→ Short exercise
Transcribe every line exactly and omit anything that is a picture.
☆ ☆ ☆ ☆ ☆
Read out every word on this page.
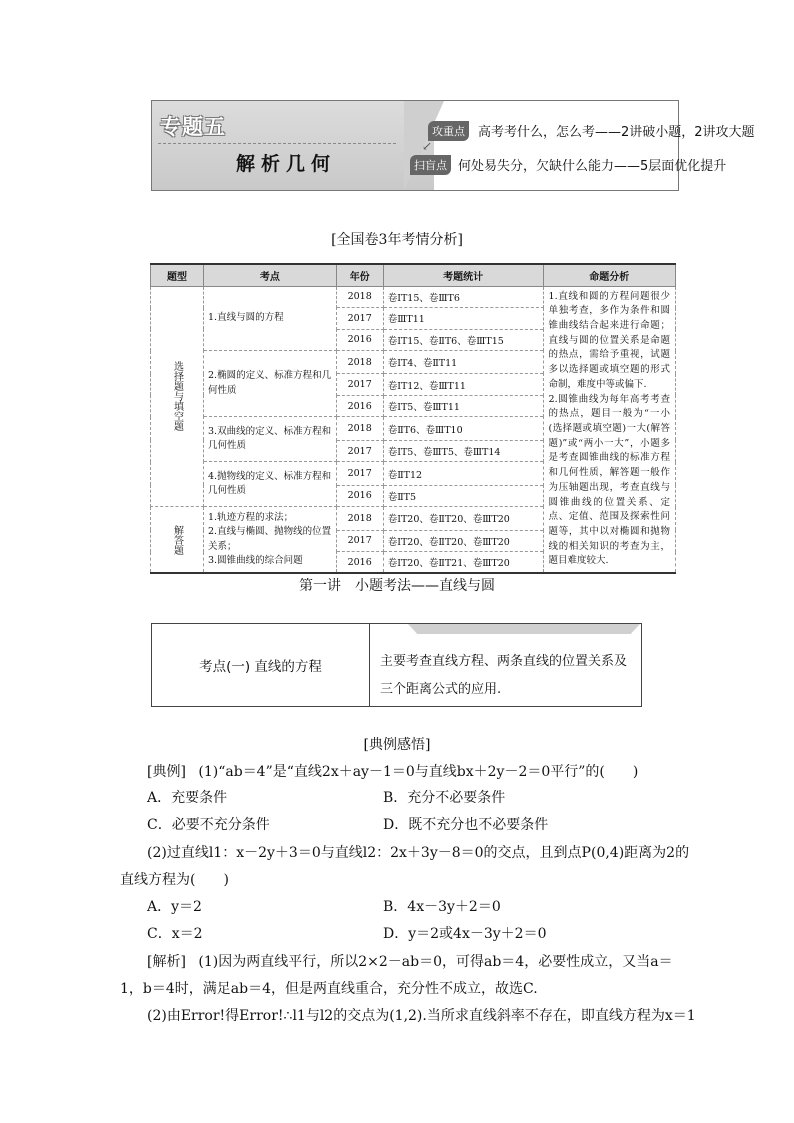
专题五
解析几何
攻重点	高考考什么，怎么考——2讲破小题，2讲攻大题
↙
扫盲点 何处易失分，欠缺什么能力——5层面优化提升
[全国卷3年考情分析]
题型	考点	年份	考题统计	命题分析

选择题与填空题	1.直线与圆的方程	2018	卷ⅠT15、卷ⅢT6	1.直线和圆的方程问题很少单独考查，多作为条件和圆锥曲线结合起来进行命题；直线与圆的位置关系是命题的热点，需给予重视，试题多以选择题或填空题的形式命制，难度中等或偏下.
2.圆锥曲线为每年高考考查的热点，题目一般为“一小(选择题或填空题)一大(解答题)”或“两小一大”，小题多是考查圆锥曲线的标准方程和几何性质，解答题一般作为压轴题出现，考查直线与圆锥曲线的位置关系、定点、定值、范围及探索性问题等，其中以对椭圆和抛物线的相关知识的考查为主，题目难度较大.
		2017	卷ⅢT11	
		2016	卷ⅠT15、卷ⅡT6、卷ⅢT15	
	2.椭圆的定义、标准方程和几何性质	2018	卷ⅠT4、卷ⅡT11	
		2017	卷ⅠT12、卷ⅢT11	
		2016	卷ⅠT5、卷ⅢT11	
	3.双曲线的定义、标准方程和几何性质	2018	卷ⅡT6、卷ⅢT10	
		2017	卷ⅠT5、卷ⅢT5、卷ⅢT14	
	4.抛物线的定义、标准方程和几何性质	2017	卷ⅡT12	
		2016	卷ⅡT5	

解答题	1.轨迹方程的求法；
2.直线与椭圆、抛物线的位置关系；
3.圆锥曲线的综合问题	2018	卷ⅠT20、卷ⅡT20、卷ⅢT20	
		2017	卷ⅠT20、卷ⅡT20、卷ⅢT20	
		2016	卷ⅠT20、卷ⅡT21、卷ⅢT20	
第一讲　小题考法——直线与圆
考点(一) 直线的方程	主要考查直线方程、两条直线的位置关系及三个距离公式的应用.
[典例感悟]
[典例] (1)“ab＝4”是“直线2x＋ay－1＝0与直线bx＋2y－2＝0平行”的(　　)
A．充要条件	B．充分不必要条件
C．必要不充分条件	D．既不充分也不必要条件
(2)过直线l1：x－2y＋3＝0与直线l2：2x＋3y－8＝0的交点，且到点P(0,4)距离为2的
直线方程为(　　)
A．y＝2	B．4x－3y＋2＝0
C．x＝2	D．y＝2或4x－3y＋2＝0
[解析] (1)因为两直线平行，所以2×2－ab＝0，可得ab＝4，必要性成立，又当a＝
1，b＝4时，满足ab＝4，但是两直线重合，充分性不成立，故选C.
(2)由Error!得Error!∴l1与l2的交点为(1,2).当所求直线斜率不存在，即直线方程为x＝1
☆ ☆ ☆ ☆ ☆
→ Output for this task
Read out every word on this page.
专题五
解析几何
攻重点	高考考什么，怎么考——2讲破小题，2讲攻大题
↙
扫盲点 何处易失分，欠缺什么能力——5层面优化提升
[全国卷3年考情分析]
题型	考点	年份	考题统计	命题分析

选择题与填空题	1.直线与圆的方程	2018	卷ⅠT15、卷ⅢT6	1.直线和圆的方程问题很少单独考查，多作为条件和圆锥曲线结合起来进行命题；直线与圆的位置关系是命题的热点，需给予重视，试题多以选择题或填空题的形式命制，难度中等或偏下.
2.圆锥曲线为每年高考考查的热点，题目一般为“一小(选择题或填空题)一大(解答题)”或“两小一大”，小题多是考查圆锥曲线的标准方程和几何性质，解答题一般作为压轴题出现，考查直线与圆锥曲线的位置关系、定点、定值、范围及探索性问题等，其中以对椭圆和抛物线的相关知识的考查为主，题目难度较大.
		2017	卷ⅢT11	
		2016	卷ⅠT15、卷ⅡT6、卷ⅢT15	
	2.椭圆的定义、标准方程和几何性质	2018	卷ⅠT4、卷ⅡT11	
		2017	卷ⅠT12、卷ⅢT11	
		2016	卷ⅠT5、卷ⅢT11	
	3.双曲线的定义、标准方程和几何性质	2018	卷ⅡT6、卷ⅢT10	
		2017	卷ⅠT5、卷ⅢT5、卷ⅢT14	
	4.抛物线的定义、标准方程和几何性质	2017	卷ⅡT12	
		2016	卷ⅡT5	

解答题	1.轨迹方程的求法；
2.直线与椭圆、抛物线的位置关系；
3.圆锥曲线的综合问题	2018	卷ⅠT20、卷ⅡT20、卷ⅢT20	
		2017	卷ⅠT20、卷ⅡT20、卷ⅢT20	
		2016	卷ⅠT20、卷ⅡT21、卷ⅢT20	
第一讲　小题考法——直线与圆
考点(一) 直线的方程	主要考查直线方程、两条直线的位置关系及三个距离公式的应用.
[典例感悟]
[典例] (1)“ab＝4”是“直线2x＋ay－1＝0与直线bx＋2y－2＝0平行”的(　　)
A．充要条件	B．充分不必要条件
C．必要不充分条件	D．既不充分也不必要条件
(2)过直线l1：x－2y＋3＝0与直线l2：2x＋3y－8＝0的交点，且到点P(0,4)距离为2的
直线方程为(　　)
A．y＝2	B．4x－3y＋2＝0
C．x＝2	D．y＝2或4x－3y＋2＝0
[解析] (1)因为两直线平行，所以2×2－ab＝0，可得ab＝4，必要性成立，又当a＝
1，b＝4时，满足ab＝4，但是两直线重合，充分性不成立，故选C.
(2)由Error!得Error!∴l1与l2的交点为(1,2).当所求直线斜率不存在，即直线方程为x＝1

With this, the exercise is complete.